Exercise details:
From the listing below, pick out each line with the word "landline".
==== Extracted records
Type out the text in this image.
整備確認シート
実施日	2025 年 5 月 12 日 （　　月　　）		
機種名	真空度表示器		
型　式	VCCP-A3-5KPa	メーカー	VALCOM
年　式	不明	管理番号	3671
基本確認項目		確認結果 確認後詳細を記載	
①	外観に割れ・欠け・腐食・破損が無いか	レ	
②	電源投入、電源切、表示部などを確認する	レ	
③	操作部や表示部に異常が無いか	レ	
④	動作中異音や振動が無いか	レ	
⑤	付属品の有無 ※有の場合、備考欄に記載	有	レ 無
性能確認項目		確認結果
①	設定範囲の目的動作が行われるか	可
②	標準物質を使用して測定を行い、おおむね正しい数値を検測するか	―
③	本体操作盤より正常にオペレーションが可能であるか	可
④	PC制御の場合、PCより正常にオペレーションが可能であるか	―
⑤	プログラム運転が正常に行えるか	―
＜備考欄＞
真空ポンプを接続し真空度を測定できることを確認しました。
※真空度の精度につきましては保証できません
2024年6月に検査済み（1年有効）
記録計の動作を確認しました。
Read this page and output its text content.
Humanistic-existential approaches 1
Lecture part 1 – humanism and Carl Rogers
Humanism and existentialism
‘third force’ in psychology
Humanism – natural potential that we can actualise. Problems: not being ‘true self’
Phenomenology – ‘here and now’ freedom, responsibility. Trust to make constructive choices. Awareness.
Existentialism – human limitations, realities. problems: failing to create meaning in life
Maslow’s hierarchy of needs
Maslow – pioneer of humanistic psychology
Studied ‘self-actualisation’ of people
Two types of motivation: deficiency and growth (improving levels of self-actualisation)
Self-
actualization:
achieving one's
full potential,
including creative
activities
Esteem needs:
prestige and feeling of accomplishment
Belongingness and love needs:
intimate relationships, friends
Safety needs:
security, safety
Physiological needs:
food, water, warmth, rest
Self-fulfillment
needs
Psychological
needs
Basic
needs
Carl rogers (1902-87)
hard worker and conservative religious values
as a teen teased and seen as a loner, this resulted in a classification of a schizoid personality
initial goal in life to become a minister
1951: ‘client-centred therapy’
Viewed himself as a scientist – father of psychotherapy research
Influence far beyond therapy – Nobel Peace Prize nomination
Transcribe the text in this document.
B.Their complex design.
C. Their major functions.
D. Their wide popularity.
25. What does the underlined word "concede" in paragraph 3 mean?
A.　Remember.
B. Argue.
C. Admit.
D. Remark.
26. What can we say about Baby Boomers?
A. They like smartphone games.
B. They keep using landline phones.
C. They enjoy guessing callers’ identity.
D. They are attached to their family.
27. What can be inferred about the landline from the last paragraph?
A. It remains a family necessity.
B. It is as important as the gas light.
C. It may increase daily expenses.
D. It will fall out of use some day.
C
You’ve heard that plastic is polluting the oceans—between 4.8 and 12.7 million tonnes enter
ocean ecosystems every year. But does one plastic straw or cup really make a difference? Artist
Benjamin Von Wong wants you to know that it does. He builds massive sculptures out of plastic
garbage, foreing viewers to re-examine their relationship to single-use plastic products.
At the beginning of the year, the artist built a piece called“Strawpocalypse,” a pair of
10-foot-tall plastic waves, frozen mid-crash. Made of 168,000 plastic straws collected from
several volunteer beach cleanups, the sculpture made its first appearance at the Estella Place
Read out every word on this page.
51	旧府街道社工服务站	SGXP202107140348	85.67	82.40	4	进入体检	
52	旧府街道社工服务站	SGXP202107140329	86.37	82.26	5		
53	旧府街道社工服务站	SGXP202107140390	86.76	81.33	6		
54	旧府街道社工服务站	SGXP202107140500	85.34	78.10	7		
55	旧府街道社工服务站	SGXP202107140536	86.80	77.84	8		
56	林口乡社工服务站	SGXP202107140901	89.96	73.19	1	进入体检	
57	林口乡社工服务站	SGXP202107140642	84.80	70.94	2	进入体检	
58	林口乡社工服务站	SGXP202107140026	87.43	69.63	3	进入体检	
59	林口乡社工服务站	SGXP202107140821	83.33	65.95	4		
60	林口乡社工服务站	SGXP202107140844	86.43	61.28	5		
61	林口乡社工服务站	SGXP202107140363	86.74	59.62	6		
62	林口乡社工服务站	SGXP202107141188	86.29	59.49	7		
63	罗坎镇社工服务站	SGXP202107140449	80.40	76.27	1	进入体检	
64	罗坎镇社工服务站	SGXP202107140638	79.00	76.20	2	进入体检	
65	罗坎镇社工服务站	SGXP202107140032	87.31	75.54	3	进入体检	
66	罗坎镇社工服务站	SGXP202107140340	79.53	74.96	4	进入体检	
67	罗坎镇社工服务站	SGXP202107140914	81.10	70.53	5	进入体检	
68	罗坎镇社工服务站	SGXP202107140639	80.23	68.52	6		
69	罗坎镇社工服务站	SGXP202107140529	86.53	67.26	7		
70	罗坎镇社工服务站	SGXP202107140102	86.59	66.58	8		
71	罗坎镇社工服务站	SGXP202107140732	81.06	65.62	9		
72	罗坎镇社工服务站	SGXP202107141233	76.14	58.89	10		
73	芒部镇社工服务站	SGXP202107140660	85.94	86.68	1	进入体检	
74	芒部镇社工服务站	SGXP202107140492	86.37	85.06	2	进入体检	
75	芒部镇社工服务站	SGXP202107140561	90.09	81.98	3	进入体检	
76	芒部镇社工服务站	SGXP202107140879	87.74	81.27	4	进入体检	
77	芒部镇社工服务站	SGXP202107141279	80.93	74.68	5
========
Result for this exercise:
B. They keep using landline phones.
27. What can be inferred about the landline from the last paragraph?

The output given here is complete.